[Collected data entries]
· · · · ·
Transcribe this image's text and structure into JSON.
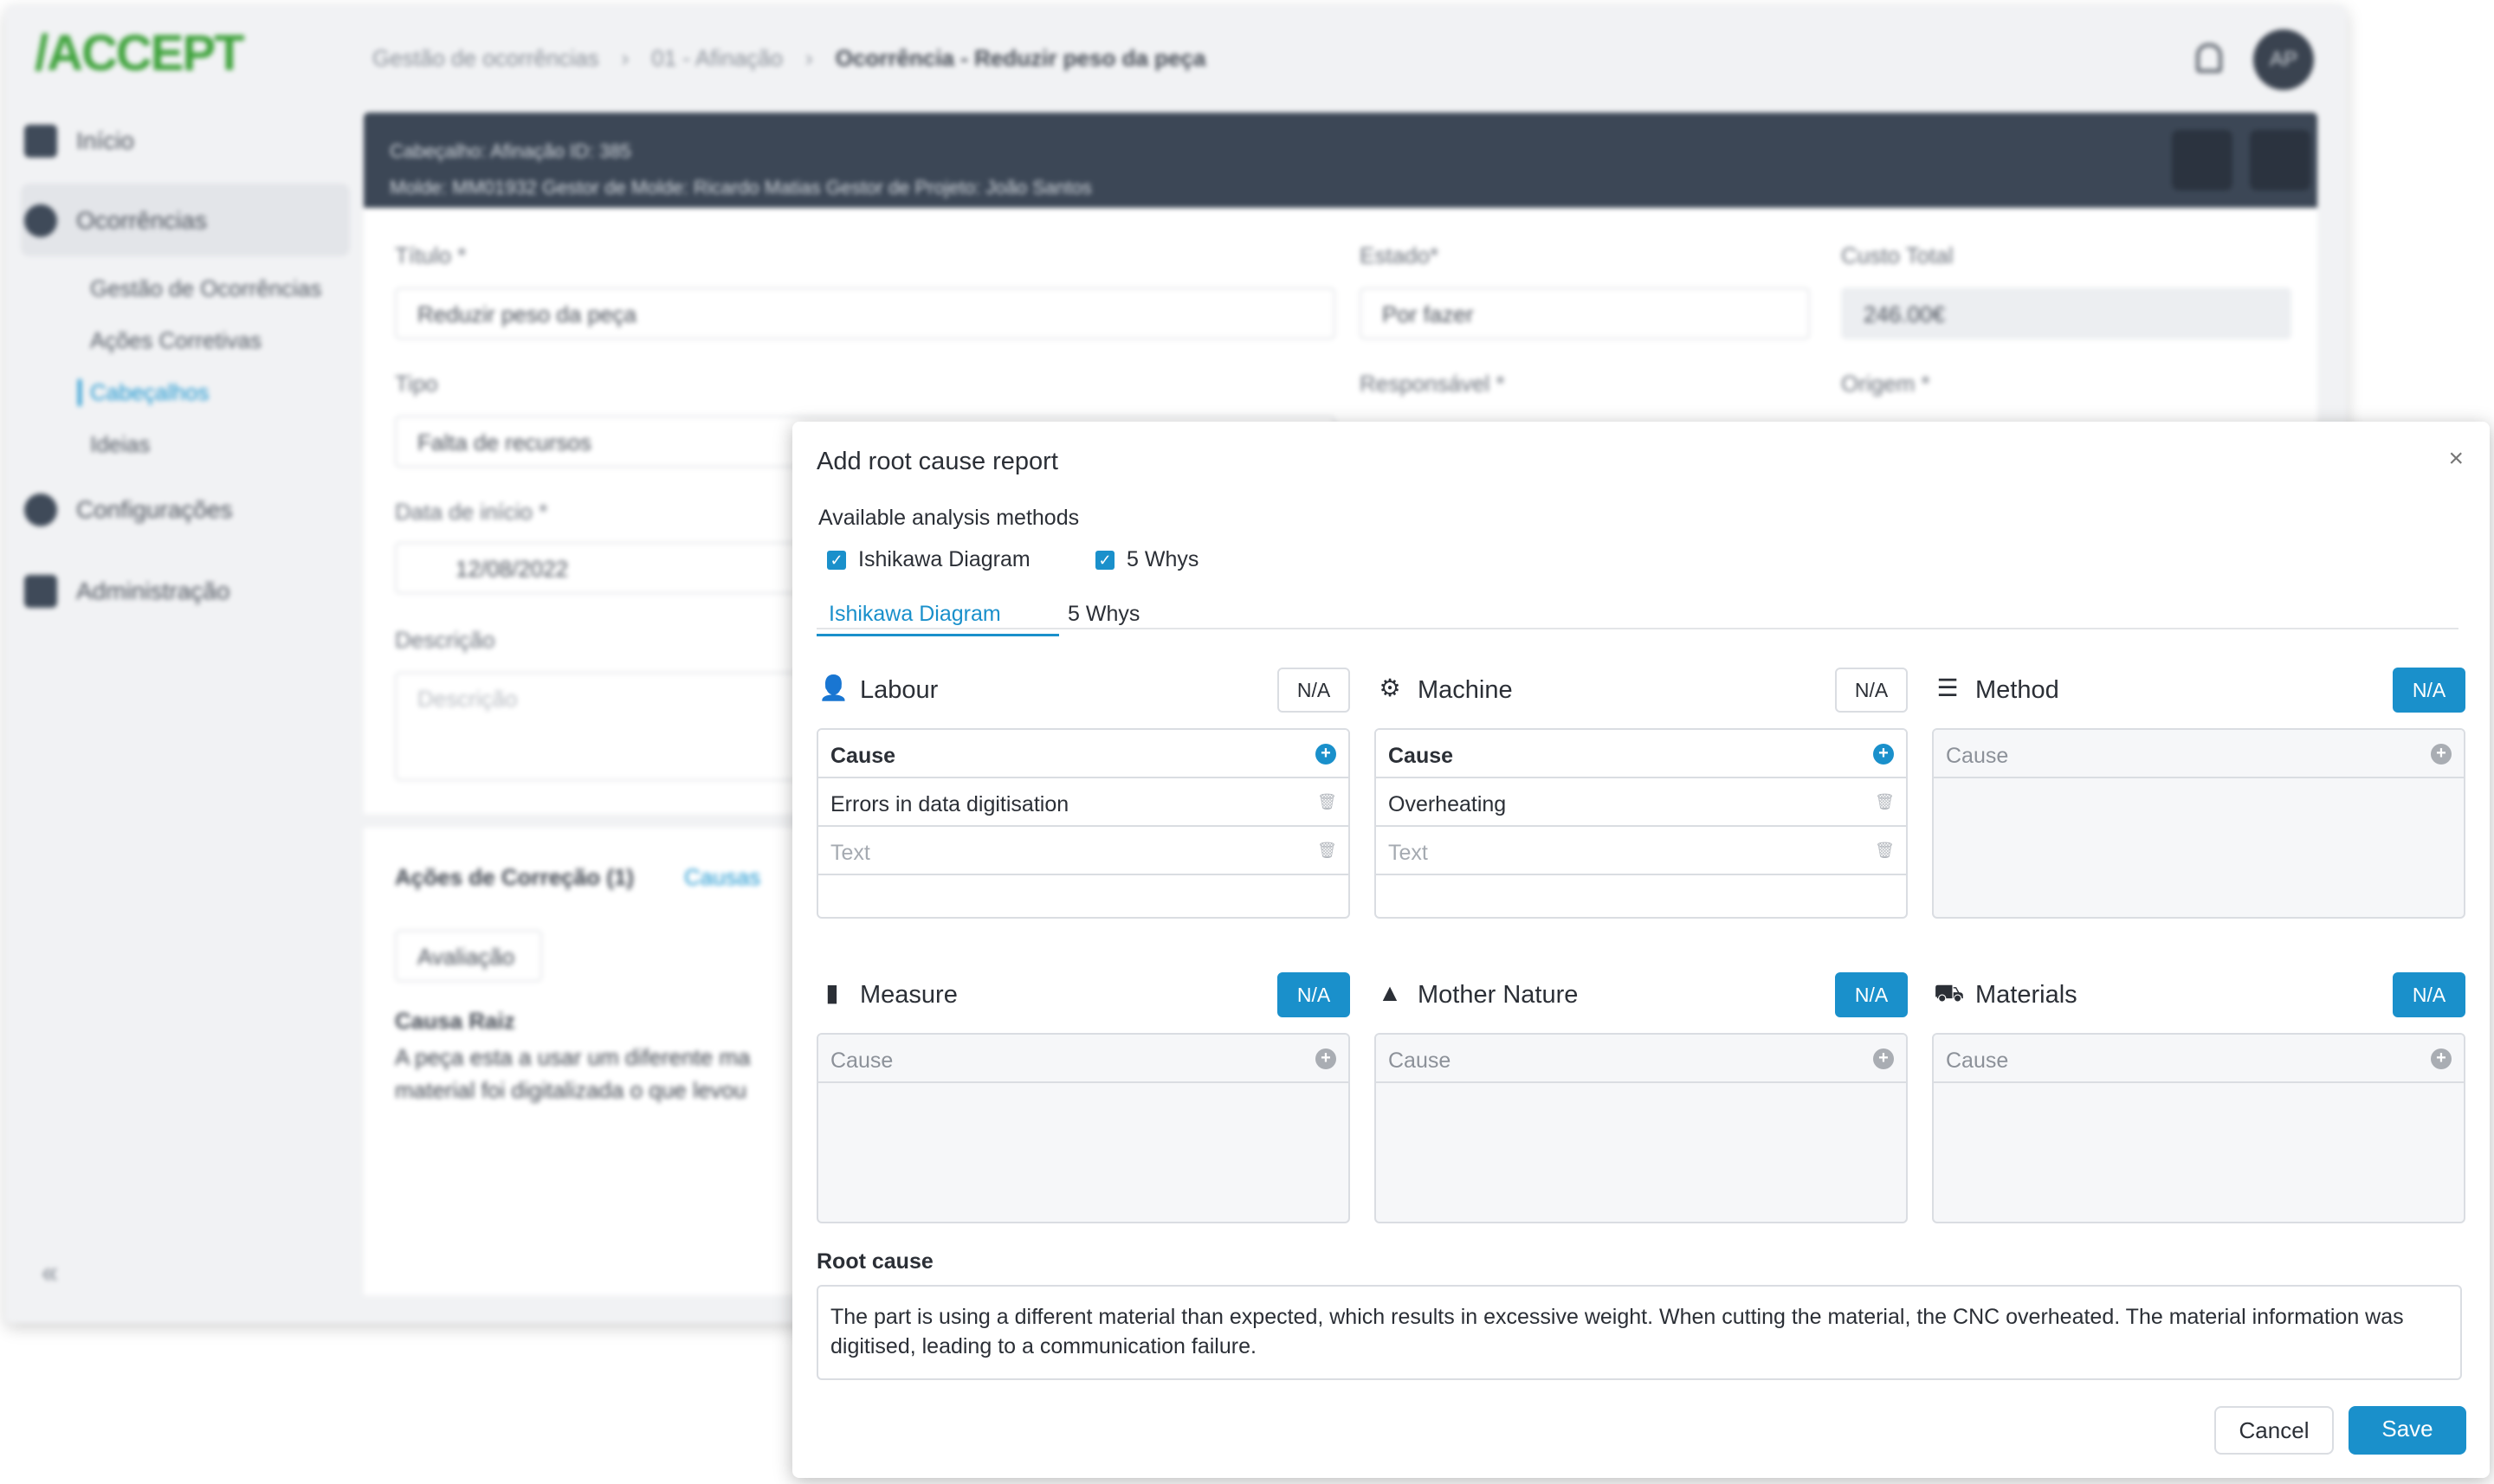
{
  "app": {
    "logo": "ACCEPT",
    "nav": {
      "inicio": "Início",
      "ocorrencias": "Ocorrências",
      "sub": [
        "Gestão de Ocorrências",
        "Ações Corretivas",
        "Cabeçalhos",
        "Ideias"
      ],
      "configuracoes": "Configurações",
      "administracao": "Administração"
    },
    "breadcrumb": [
      "Gestão de ocorrências",
      "01 - Afinação",
      "Ocorrência - Reduzir peso da peça"
    ],
    "avatar": "AP",
    "header": {
      "line1": "Cabeçalho: Afinação   ID: 385",
      "line2": "Molde: MM01932   Gestor de Molde: Ricardo Matias   Gestor de Projeto: João Santos"
    },
    "form": {
      "titulo_label": "Título *",
      "titulo_value": "Reduzir peso da peça",
      "estado_label": "Estado*",
      "estado_value": "Por fazer",
      "custo_label": "Custo Total",
      "custo_value": "246.00€",
      "tipo_label": "Tipo",
      "tipo_value": "Falta de recursos",
      "responsavel_label": "Responsável *",
      "origem_label": "Origem *",
      "data_label": "Data de início *",
      "data_value": "12/08/2022",
      "descricao_label": "Descrição",
      "descricao_placeholder": "Descrição"
    },
    "lower": {
      "tab1": "Ações de Correção (1)",
      "tab2": "Causas",
      "avaliacao": "Avaliação",
      "causa_raiz": "Causa Raiz",
      "causa_text1": "A peça esta a usar um diferente ma",
      "causa_text2": "material foi digitalizada o que levou"
    }
  },
  "modal": {
    "title": "Add root cause report",
    "close": "×",
    "methods_label": "Available analysis methods",
    "methods": [
      "Ishikawa Diagram",
      "5 Whys"
    ],
    "tabs": [
      "Ishikawa Diagram",
      "5 Whys"
    ],
    "categories": [
      {
        "name": "Labour",
        "icon": "person-icon",
        "na": "N/A",
        "na_active": false,
        "header": "Cause",
        "rows": [
          "Errors in data digitisation"
        ],
        "placeholder": "Text"
      },
      {
        "name": "Machine",
        "icon": "robot-arm-icon",
        "na": "N/A",
        "na_active": false,
        "header": "Cause",
        "rows": [
          "Overheating"
        ],
        "placeholder": "Text"
      },
      {
        "name": "Method",
        "icon": "checklist-icon",
        "na": "N/A",
        "na_active": true,
        "header": "Cause",
        "rows": [],
        "placeholder": ""
      },
      {
        "name": "Measure",
        "icon": "bar-chart-icon",
        "na": "N/A",
        "na_active": true,
        "header": "Cause",
        "rows": [],
        "placeholder": ""
      },
      {
        "name": "Mother Nature",
        "icon": "tree-icon",
        "na": "N/A",
        "na_active": true,
        "header": "Cause",
        "rows": [],
        "placeholder": ""
      },
      {
        "name": "Materials",
        "icon": "pallet-jack-icon",
        "na": "N/A",
        "na_active": true,
        "header": "Cause",
        "rows": [],
        "placeholder": ""
      }
    ],
    "root_cause_label": "Root cause",
    "root_cause_text": "The part is using a different material than expected, which results in excessive weight. When cutting the material, the CNC overheated. The material information was digitised, leading to a communication failure.",
    "cancel": "Cancel",
    "save": "Save",
    "colors": {
      "accent": "#1a90cb",
      "border": "#dadde2"
    }
  }
}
· · · · ·
> **TO BE DONE**: Reproduce each line word for word and drop the pictures.

> **RESULT**:
Transcribe this image's text and structure into JSON.
{
  "app": {
    "logo": "ACCEPT",
    "nav": {
      "inicio": "Início",
      "ocorrencias": "Ocorrências",
      "sub": [
        "Gestão de Ocorrências",
        "Ações Corretivas",
        "Cabeçalhos",
        "Ideias"
      ],
      "configuracoes": "Configurações",
      "administracao": "Administração"
    },
    "breadcrumb": [
      "Gestão de ocorrências",
      "01 - Afinação",
      "Ocorrência - Reduzir peso da peça"
    ],
    "avatar": "AP",
    "header": {
      "line1": "Cabeçalho: Afinação   ID: 385",
      "line2": "Molde: MM01932   Gestor de Molde: Ricardo Matias   Gestor de Projeto: João Santos"
    },
    "form": {
      "titulo_label": "Título *",
      "titulo_value": "Reduzir peso da peça",
      "estado_label": "Estado*",
      "estado_value": "Por fazer",
      "custo_label": "Custo Total",
      "custo_value": "246.00€",
      "tipo_label": "Tipo",
      "tipo_value": "Falta de recursos",
      "responsavel_label": "Responsável *",
      "origem_label": "Origem *",
      "data_label": "Data de início *",
      "data_value": "12/08/2022",
      "descricao_label": "Descrição",
      "descricao_placeholder": "Descrição"
    },
    "lower": {
      "tab1": "Ações de Correção (1)",
      "tab2": "Causas",
      "avaliacao": "Avaliação",
      "causa_raiz": "Causa Raiz",
      "causa_text1": "A peça esta a usar um diferente ma",
      "causa_text2": "material foi digitalizada o que levou"
    }
  },
  "modal": {
    "title": "Add root cause report",
    "close": "×",
    "methods_label": "Available analysis methods",
    "methods": [
      "Ishikawa Diagram",
      "5 Whys"
    ],
    "tabs": [
      "Ishikawa Diagram",
      "5 Whys"
    ],
    "categories": [
      {
        "name": "Labour",
        "icon": "person-icon",
        "na": "N/A",
        "na_active": false,
        "header": "Cause",
        "rows": [
          "Errors in data digitisation"
        ],
        "placeholder": "Text"
      },
      {
        "name": "Machine",
        "icon": "robot-arm-icon",
        "na": "N/A",
        "na_active": false,
        "header": "Cause",
        "rows": [
          "Overheating"
        ],
        "placeholder": "Text"
      },
      {
        "name": "Method",
        "icon": "checklist-icon",
        "na": "N/A",
        "na_active": true,
        "header": "Cause",
        "rows": [],
        "placeholder": ""
      },
      {
        "name": "Measure",
        "icon": "bar-chart-icon",
        "na": "N/A",
        "na_active": true,
        "header": "Cause",
        "rows": [],
        "placeholder": ""
      },
      {
        "name": "Mother Nature",
        "icon": "tree-icon",
        "na": "N/A",
        "na_active": true,
        "header": "Cause",
        "rows": [],
        "placeholder": ""
      },
      {
        "name": "Materials",
        "icon": "pallet-jack-icon",
        "na": "N/A",
        "na_active": true,
        "header": "Cause",
        "rows": [],
        "placeholder": ""
      }
    ],
    "root_cause_label": "Root cause",
    "root_cause_text": "The part is using a different material than expected, which results in excessive weight. When cutting the material, the CNC overheated. The material information was digitised, leading to a communication failure.",
    "cancel": "Cancel",
    "save": "Save",
    "colors": {
      "accent": "#1a90cb",
      "border": "#dadde2"
    }
  }
}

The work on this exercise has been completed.